■ **Source records**:
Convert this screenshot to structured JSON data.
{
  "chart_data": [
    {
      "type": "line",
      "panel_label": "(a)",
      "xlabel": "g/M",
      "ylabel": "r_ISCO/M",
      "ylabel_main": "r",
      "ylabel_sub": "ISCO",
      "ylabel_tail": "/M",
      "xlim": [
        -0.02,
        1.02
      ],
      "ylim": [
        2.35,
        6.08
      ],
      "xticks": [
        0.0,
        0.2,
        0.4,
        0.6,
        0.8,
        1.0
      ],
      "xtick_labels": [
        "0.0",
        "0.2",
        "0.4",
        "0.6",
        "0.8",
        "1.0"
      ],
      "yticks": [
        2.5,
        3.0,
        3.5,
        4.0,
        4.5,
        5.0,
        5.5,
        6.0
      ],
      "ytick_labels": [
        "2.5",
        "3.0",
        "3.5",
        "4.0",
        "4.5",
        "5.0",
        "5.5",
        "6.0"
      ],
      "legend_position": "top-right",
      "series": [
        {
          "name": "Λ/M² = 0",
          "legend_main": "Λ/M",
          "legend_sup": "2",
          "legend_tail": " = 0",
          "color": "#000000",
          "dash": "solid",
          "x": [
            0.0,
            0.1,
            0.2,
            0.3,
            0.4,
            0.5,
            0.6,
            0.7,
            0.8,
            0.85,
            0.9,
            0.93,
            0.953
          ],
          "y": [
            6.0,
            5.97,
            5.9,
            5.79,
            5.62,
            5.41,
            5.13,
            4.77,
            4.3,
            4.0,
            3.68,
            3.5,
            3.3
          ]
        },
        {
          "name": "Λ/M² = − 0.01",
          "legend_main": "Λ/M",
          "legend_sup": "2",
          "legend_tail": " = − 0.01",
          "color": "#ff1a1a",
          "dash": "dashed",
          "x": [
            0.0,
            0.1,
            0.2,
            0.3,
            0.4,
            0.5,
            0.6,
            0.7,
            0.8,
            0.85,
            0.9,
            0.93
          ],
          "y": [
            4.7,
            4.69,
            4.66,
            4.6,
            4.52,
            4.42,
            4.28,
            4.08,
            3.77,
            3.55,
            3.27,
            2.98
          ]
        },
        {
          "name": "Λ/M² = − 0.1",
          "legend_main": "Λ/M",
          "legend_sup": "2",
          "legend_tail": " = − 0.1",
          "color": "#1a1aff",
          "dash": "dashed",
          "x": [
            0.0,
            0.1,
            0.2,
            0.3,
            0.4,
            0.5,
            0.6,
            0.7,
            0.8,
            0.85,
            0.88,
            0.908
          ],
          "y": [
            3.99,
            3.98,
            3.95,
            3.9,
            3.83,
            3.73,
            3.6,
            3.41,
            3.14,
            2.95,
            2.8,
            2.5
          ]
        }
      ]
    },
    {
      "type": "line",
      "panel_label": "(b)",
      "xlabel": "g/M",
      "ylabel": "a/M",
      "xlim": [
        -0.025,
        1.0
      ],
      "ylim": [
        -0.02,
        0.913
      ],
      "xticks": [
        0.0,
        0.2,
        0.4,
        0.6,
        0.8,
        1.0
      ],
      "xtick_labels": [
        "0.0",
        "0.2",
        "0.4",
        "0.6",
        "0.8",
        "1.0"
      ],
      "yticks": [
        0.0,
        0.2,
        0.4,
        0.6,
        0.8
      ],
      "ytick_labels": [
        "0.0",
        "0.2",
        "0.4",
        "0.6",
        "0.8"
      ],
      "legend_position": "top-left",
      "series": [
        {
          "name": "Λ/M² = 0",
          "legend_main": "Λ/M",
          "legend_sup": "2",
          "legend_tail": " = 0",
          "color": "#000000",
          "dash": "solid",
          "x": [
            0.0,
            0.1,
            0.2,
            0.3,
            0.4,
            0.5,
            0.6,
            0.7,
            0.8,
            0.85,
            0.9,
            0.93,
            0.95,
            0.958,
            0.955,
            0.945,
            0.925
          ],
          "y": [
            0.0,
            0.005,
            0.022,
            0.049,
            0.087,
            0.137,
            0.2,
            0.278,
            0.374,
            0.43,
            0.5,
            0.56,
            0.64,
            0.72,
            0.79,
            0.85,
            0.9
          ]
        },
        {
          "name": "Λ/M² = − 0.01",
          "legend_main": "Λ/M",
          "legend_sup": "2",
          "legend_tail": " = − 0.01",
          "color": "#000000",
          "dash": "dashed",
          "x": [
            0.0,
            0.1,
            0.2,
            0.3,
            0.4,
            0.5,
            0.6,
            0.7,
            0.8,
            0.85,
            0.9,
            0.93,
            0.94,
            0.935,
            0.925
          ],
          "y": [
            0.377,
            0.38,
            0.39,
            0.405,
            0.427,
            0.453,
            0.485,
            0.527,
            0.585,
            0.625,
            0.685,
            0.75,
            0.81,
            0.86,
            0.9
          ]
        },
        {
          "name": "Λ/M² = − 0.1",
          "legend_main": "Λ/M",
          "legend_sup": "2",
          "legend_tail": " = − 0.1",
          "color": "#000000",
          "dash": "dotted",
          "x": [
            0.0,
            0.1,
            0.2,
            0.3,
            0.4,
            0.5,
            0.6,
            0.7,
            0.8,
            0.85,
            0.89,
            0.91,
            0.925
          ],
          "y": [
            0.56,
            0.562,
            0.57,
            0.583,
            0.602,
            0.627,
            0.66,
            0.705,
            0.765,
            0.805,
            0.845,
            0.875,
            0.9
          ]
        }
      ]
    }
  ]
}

■ **Stated exercise**: Everything in the listing above should be restated exactly.

■ **Exercise result**:
Convert this screenshot to structured JSON data.
{
  "chart_data": [
    {
      "type": "line",
      "panel_label": "(a)",
      "xlabel": "g/M",
      "ylabel": "r_ISCO/M",
      "ylabel_main": "r",
      "ylabel_sub": "ISCO",
      "ylabel_tail": "/M",
      "xlim": [
        -0.02,
        1.02
      ],
      "ylim": [
        2.35,
        6.08
      ],
      "xticks": [
        0.0,
        0.2,
        0.4,
        0.6,
        0.8,
        1.0
      ],
      "xtick_labels": [
        "0.0",
        "0.2",
        "0.4",
        "0.6",
        "0.8",
        "1.0"
      ],
      "yticks": [
        2.5,
        3.0,
        3.5,
        4.0,
        4.5,
        5.0,
        5.5,
        6.0
      ],
      "ytick_labels": [
        "2.5",
        "3.0",
        "3.5",
        "4.0",
        "4.5",
        "5.0",
        "5.5",
        "6.0"
      ],
      "legend_position": "top-right",
      "series": [
        {
          "name": "Λ/M² = 0",
          "legend_main": "Λ/M",
          "legend_sup": "2",
          "legend_tail": " = 0",
          "color": "#000000",
          "dash": "solid",
          "x": [
            0.0,
            0.1,
            0.2,
            0.3,
            0.4,
            0.5,
            0.6,
            0.7,
            0.8,
            0.85,
            0.9,
            0.93,
            0.953
          ],
          "y": [
            6.0,
            5.97,
            5.9,
            5.79,
            5.62,
            5.41,
            5.13,
            4.77,
            4.3,
            4.0,
            3.68,
            3.5,
            3.3
          ]
        },
        {
          "name": "Λ/M² = − 0.01",
          "legend_main": "Λ/M",
          "legend_sup": "2",
          "legend_tail": " = − 0.01",
          "color": "#ff1a1a",
          "dash": "dashed",
          "x": [
            0.0,
            0.1,
            0.2,
            0.3,
            0.4,
            0.5,
            0.6,
            0.7,
            0.8,
            0.85,
            0.9,
            0.93
          ],
          "y": [
            4.7,
            4.69,
            4.66,
            4.6,
            4.52,
            4.42,
            4.28,
            4.08,
            3.77,
            3.55,
            3.27,
            2.98
          ]
        },
        {
          "name": "Λ/M² = − 0.1",
          "legend_main": "Λ/M",
          "legend_sup": "2",
          "legend_tail": " = − 0.1",
          "color": "#1a1aff",
          "dash": "dashed",
          "x": [
            0.0,
            0.1,
            0.2,
            0.3,
            0.4,
            0.5,
            0.6,
            0.7,
            0.8,
            0.85,
            0.88,
            0.908
          ],
          "y": [
            3.99,
            3.98,
            3.95,
            3.9,
            3.83,
            3.73,
            3.6,
            3.41,
            3.14,
            2.95,
            2.8,
            2.5
          ]
        }
      ]
    },
    {
      "type": "line",
      "panel_label": "(b)",
      "xlabel": "g/M",
      "ylabel": "a/M",
      "xlim": [
        -0.025,
        1.0
      ],
      "ylim": [
        -0.02,
        0.913
      ],
      "xticks": [
        0.0,
        0.2,
        0.4,
        0.6,
        0.8,
        1.0
      ],
      "xtick_labels": [
        "0.0",
        "0.2",
        "0.4",
        "0.6",
        "0.8",
        "1.0"
      ],
      "yticks": [
        0.0,
        0.2,
        0.4,
        0.6,
        0.8
      ],
      "ytick_labels": [
        "0.0",
        "0.2",
        "0.4",
        "0.6",
        "0.8"
      ],
      "legend_position": "top-left",
      "series": [
        {
          "name": "Λ/M² = 0",
          "legend_main": "Λ/M",
          "legend_sup": "2",
          "legend_tail": " = 0",
          "color": "#000000",
          "dash": "solid",
          "x": [
            0.0,
            0.1,
            0.2,
            0.3,
            0.4,
            0.5,
            0.6,
            0.7,
            0.8,
            0.85,
            0.9,
            0.93,
            0.95,
            0.958,
            0.955,
            0.945,
            0.925
          ],
          "y": [
            0.0,
            0.005,
            0.022,
            0.049,
            0.087,
            0.137,
            0.2,
            0.278,
            0.374,
            0.43,
            0.5,
            0.56,
            0.64,
            0.72,
            0.79,
            0.85,
            0.9
          ]
        },
        {
          "name": "Λ/M² = − 0.01",
          "legend_main": "Λ/M",
          "legend_sup": "2",
          "legend_tail": " = − 0.01",
          "color": "#000000",
          "dash": "dashed",
          "x": [
            0.0,
            0.1,
            0.2,
            0.3,
            0.4,
            0.5,
            0.6,
            0.7,
            0.8,
            0.85,
            0.9,
            0.93,
            0.94,
            0.935,
            0.925
          ],
          "y": [
            0.377,
            0.38,
            0.39,
            0.405,
            0.427,
            0.453,
            0.485,
            0.527,
            0.585,
            0.625,
            0.685,
            0.75,
            0.81,
            0.86,
            0.9
          ]
        },
        {
          "name": "Λ/M² = − 0.1",
          "legend_main": "Λ/M",
          "legend_sup": "2",
          "legend_tail": " = − 0.1",
          "color": "#000000",
          "dash": "dotted",
          "x": [
            0.0,
            0.1,
            0.2,
            0.3,
            0.4,
            0.5,
            0.6,
            0.7,
            0.8,
            0.85,
            0.89,
            0.91,
            0.925
          ],
          "y": [
            0.56,
            0.562,
            0.57,
            0.583,
            0.602,
            0.627,
            0.66,
            0.705,
            0.765,
            0.805,
            0.845,
            0.875,
            0.9
          ]
        }
      ]
    }
  ]
}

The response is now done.